=== Problem details ===
From the entries below, gather each line containing the word "Ratios".

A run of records
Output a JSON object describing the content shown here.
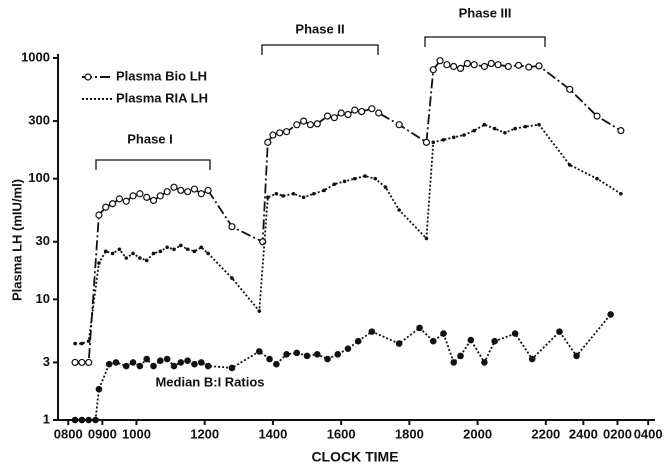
{
  "chart_data": {
    "type": "line",
    "xlabel": "CLOCK TIME",
    "ylabel": "Plasma LH (mIU/ml)",
    "log_y": true,
    "ylim": [
      1,
      1000
    ],
    "yticks": [
      1,
      3,
      10,
      30,
      100,
      300,
      1000
    ],
    "xlim": [
      -0.3,
      17.2
    ],
    "xticks": [
      {
        "value": 0,
        "label": "0800"
      },
      {
        "value": 1,
        "label": "0900"
      },
      {
        "value": 2,
        "label": "1000"
      },
      {
        "value": 4,
        "label": "1200"
      },
      {
        "value": 6,
        "label": "1400"
      },
      {
        "value": 8,
        "label": "1600"
      },
      {
        "value": 10,
        "label": "1800"
      },
      {
        "value": 12,
        "label": "2000"
      },
      {
        "value": 14,
        "label": "2200"
      },
      {
        "value": 15.1,
        "label": "2400"
      },
      {
        "value": 16.1,
        "label": "0200"
      },
      {
        "value": 17,
        "label": "0400"
      }
    ],
    "annotations": [
      "Phase I",
      "Phase II",
      "Phase III",
      "Median B:I Ratios"
    ],
    "series": [
      {
        "name": "Plasma Bio LH",
        "color": "#111111",
        "marker": "open",
        "dash": "10 3 2 3",
        "x": [
          0.2,
          0.4,
          0.6,
          0.9,
          1.1,
          1.3,
          1.5,
          1.7,
          1.9,
          2.1,
          2.3,
          2.5,
          2.7,
          2.9,
          3.1,
          3.3,
          3.5,
          3.7,
          3.9,
          4.1,
          4.8,
          5.7,
          5.85,
          6.0,
          6.2,
          6.4,
          6.7,
          6.9,
          7.1,
          7.3,
          7.6,
          7.8,
          8.0,
          8.2,
          8.4,
          8.6,
          8.9,
          9.1,
          9.7,
          10.5,
          10.7,
          10.9,
          11.1,
          11.3,
          11.5,
          11.7,
          11.9,
          12.2,
          12.4,
          12.6,
          12.9,
          13.2,
          13.5,
          13.8,
          14.7,
          15.5,
          16.2
        ],
        "values": [
          3,
          3,
          3,
          50,
          58,
          62,
          68,
          65,
          72,
          75,
          70,
          66,
          72,
          78,
          85,
          80,
          78,
          82,
          75,
          80,
          40,
          30,
          200,
          230,
          240,
          245,
          280,
          300,
          280,
          285,
          330,
          320,
          350,
          340,
          370,
          360,
          380,
          350,
          280,
          200,
          800,
          950,
          880,
          850,
          820,
          900,
          880,
          850,
          900,
          880,
          850,
          870,
          840,
          860,
          550,
          330,
          250
        ]
      },
      {
        "name": "Plasma RIA LH",
        "color": "#111111",
        "marker": "dot",
        "dash": "2 2",
        "x": [
          0.2,
          0.4,
          0.6,
          0.9,
          1.1,
          1.3,
          1.5,
          1.7,
          1.9,
          2.1,
          2.3,
          2.5,
          2.7,
          2.9,
          3.1,
          3.3,
          3.5,
          3.7,
          3.9,
          4.1,
          4.8,
          5.6,
          5.85,
          6.1,
          6.3,
          6.6,
          6.9,
          7.2,
          7.5,
          7.8,
          8.1,
          8.4,
          8.7,
          9.0,
          9.3,
          9.7,
          10.5,
          10.7,
          11.0,
          11.3,
          11.6,
          11.9,
          12.2,
          12.5,
          12.8,
          13.1,
          13.4,
          13.8,
          14.7,
          15.5,
          16.2
        ],
        "values": [
          4.3,
          4.3,
          4.5,
          20,
          25,
          24,
          26,
          22,
          24,
          22,
          21,
          24,
          25,
          27,
          26,
          28,
          26,
          25,
          27,
          24,
          15,
          8,
          70,
          75,
          72,
          75,
          70,
          75,
          80,
          90,
          95,
          100,
          105,
          100,
          85,
          55,
          32,
          200,
          210,
          220,
          230,
          250,
          280,
          260,
          240,
          260,
          270,
          280,
          130,
          100,
          75
        ]
      },
      {
        "name": "Median B:I Ratios",
        "color": "#111111",
        "marker": "filled",
        "dash": "2 2",
        "x": [
          0.2,
          0.4,
          0.6,
          0.8,
          0.9,
          1.2,
          1.4,
          1.7,
          1.9,
          2.1,
          2.3,
          2.5,
          2.7,
          2.9,
          3.1,
          3.3,
          3.5,
          3.7,
          3.9,
          4.1,
          4.8,
          5.6,
          5.9,
          6.1,
          6.4,
          6.7,
          7.0,
          7.3,
          7.6,
          7.9,
          8.2,
          8.5,
          8.9,
          9.7,
          10.3,
          10.7,
          11.0,
          11.3,
          11.5,
          11.8,
          12.2,
          12.5,
          13.1,
          13.6,
          14.4,
          14.9,
          15.9
        ],
        "values": [
          1,
          1,
          1,
          1,
          1.8,
          2.9,
          3,
          2.8,
          3,
          2.8,
          3.2,
          2.8,
          3.1,
          3.2,
          2.8,
          3,
          3.1,
          2.9,
          3,
          2.8,
          2.7,
          3.7,
          3.2,
          2.9,
          3.5,
          3.6,
          3.4,
          3.5,
          3.2,
          3.5,
          3.9,
          4.5,
          5.4,
          4.3,
          5.8,
          4.5,
          5.2,
          3,
          3.4,
          4.6,
          3,
          4.5,
          5.2,
          3.2,
          5.4,
          3.4,
          7.5
        ]
      }
    ]
  }
}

=== Result below ===
      "Median B:I Ratios"
        "name": "Median B:I Ratios",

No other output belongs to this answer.